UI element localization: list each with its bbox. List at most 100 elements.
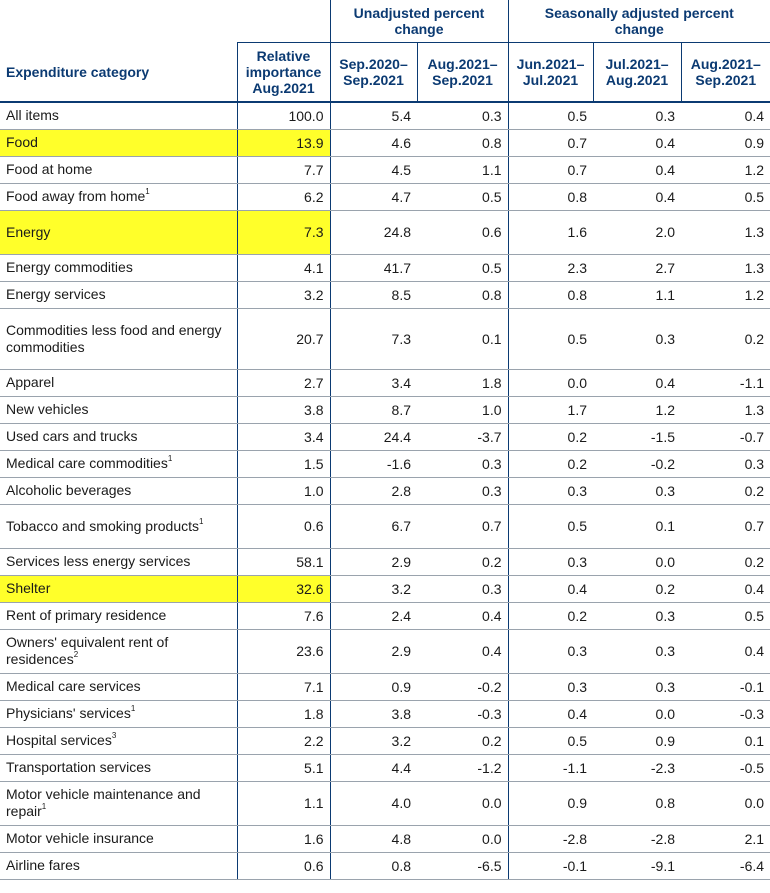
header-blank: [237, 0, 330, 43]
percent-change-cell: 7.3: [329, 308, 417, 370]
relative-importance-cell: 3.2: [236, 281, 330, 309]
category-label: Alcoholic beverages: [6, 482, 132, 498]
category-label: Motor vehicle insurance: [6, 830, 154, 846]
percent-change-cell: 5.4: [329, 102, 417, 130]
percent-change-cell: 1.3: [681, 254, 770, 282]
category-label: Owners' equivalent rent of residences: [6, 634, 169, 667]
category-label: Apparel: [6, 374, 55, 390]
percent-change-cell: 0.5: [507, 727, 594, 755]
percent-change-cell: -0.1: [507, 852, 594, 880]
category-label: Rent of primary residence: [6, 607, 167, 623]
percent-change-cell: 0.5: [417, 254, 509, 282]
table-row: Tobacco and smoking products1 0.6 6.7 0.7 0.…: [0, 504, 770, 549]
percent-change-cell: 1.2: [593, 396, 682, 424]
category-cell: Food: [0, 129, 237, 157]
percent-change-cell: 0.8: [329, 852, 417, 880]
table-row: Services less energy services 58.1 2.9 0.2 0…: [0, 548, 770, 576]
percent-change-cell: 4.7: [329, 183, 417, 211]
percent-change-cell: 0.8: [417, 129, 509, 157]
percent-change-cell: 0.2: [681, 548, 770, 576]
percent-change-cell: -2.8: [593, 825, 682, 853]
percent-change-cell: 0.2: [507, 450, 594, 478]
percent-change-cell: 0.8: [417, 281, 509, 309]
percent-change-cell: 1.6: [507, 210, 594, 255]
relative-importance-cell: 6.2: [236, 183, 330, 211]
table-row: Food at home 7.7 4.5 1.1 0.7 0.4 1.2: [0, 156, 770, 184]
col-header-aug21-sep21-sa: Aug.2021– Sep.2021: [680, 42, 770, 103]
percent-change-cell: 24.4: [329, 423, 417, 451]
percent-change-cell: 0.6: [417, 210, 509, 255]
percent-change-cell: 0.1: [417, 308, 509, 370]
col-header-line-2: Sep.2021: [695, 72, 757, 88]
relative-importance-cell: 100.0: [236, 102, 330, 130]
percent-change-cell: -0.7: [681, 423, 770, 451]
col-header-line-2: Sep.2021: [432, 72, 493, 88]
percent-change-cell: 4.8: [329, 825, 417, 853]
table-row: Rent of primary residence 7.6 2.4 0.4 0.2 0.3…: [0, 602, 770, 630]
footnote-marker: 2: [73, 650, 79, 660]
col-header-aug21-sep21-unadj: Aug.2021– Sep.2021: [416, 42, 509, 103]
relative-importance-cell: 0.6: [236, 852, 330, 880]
══════
WHAT YOU NEED TO DO :: Rewrite the items from the line containing "header-blank: [237, 0, 330, 43]" through the end of the items, replacing "percent-change-cell" with "pct-change-cell" and leaving everything else unchanged.

FULL ANSWER ::
header-blank: [237, 0, 330, 43]
pct-change-cell: 7.3: [329, 308, 417, 370]
relative-importance-cell: 3.2: [236, 281, 330, 309]
category-label: Alcoholic beverages: [6, 482, 132, 498]
category-label: Motor vehicle insurance: [6, 830, 154, 846]
pct-change-cell: 5.4: [329, 102, 417, 130]
pct-change-cell: 1.3: [681, 254, 770, 282]
category-label: Owners' equivalent rent of residences: [6, 634, 169, 667]
category-label: Apparel: [6, 374, 55, 390]
pct-change-cell: 0.5: [507, 727, 594, 755]
pct-change-cell: -0.1: [507, 852, 594, 880]
category-label: Rent of primary residence: [6, 607, 167, 623]
pct-change-cell: 0.5: [417, 254, 509, 282]
table-row: Tobacco and smoking products1 0.6 6.7 0.7 0.…: [0, 504, 770, 549]
pct-change-cell: 1.2: [593, 396, 682, 424]
category-cell: Food: [0, 129, 237, 157]
pct-change-cell: 0.8: [329, 852, 417, 880]
table-row: Services less energy services 58.1 2.9 0.2 0…: [0, 548, 770, 576]
pct-change-cell: 4.7: [329, 183, 417, 211]
pct-change-cell: 0.8: [417, 129, 509, 157]
pct-change-cell: 0.2: [681, 548, 770, 576]
pct-change-cell: -2.8: [593, 825, 682, 853]
pct-change-cell: 0.2: [507, 450, 594, 478]
pct-change-cell: 0.8: [417, 281, 509, 309]
pct-change-cell: 1.6: [507, 210, 594, 255]
relative-importance-cell: 6.2: [236, 183, 330, 211]
table-row: Food at home 7.7 4.5 1.1 0.7 0.4 1.2: [0, 156, 770, 184]
col-header-aug21-sep21-sa: Aug.2021– Sep.2021: [680, 42, 770, 103]
pct-change-cell: 24.4: [329, 423, 417, 451]
pct-change-cell: 0.6: [417, 210, 509, 255]
pct-change-cell: 0.1: [417, 308, 509, 370]
col-header-line-2: Sep.2021: [695, 72, 757, 88]
relative-importance-cell: 100.0: [236, 102, 330, 130]
pct-change-cell: -0.7: [681, 423, 770, 451]
col-header-line-2: Sep.2021: [432, 72, 493, 88]
pct-change-cell: 4.8: [329, 825, 417, 853]
table-row: Rent of primary residence 7.6 2.4 0.4 0.2 0.3…: [0, 602, 770, 630]
footnote-marker: 2: [73, 650, 79, 660]
col-header-aug21-sep21-unadj: Aug.2021– Sep.2021: [416, 42, 509, 103]
relative-importance-cell: 0.6: [236, 852, 330, 880]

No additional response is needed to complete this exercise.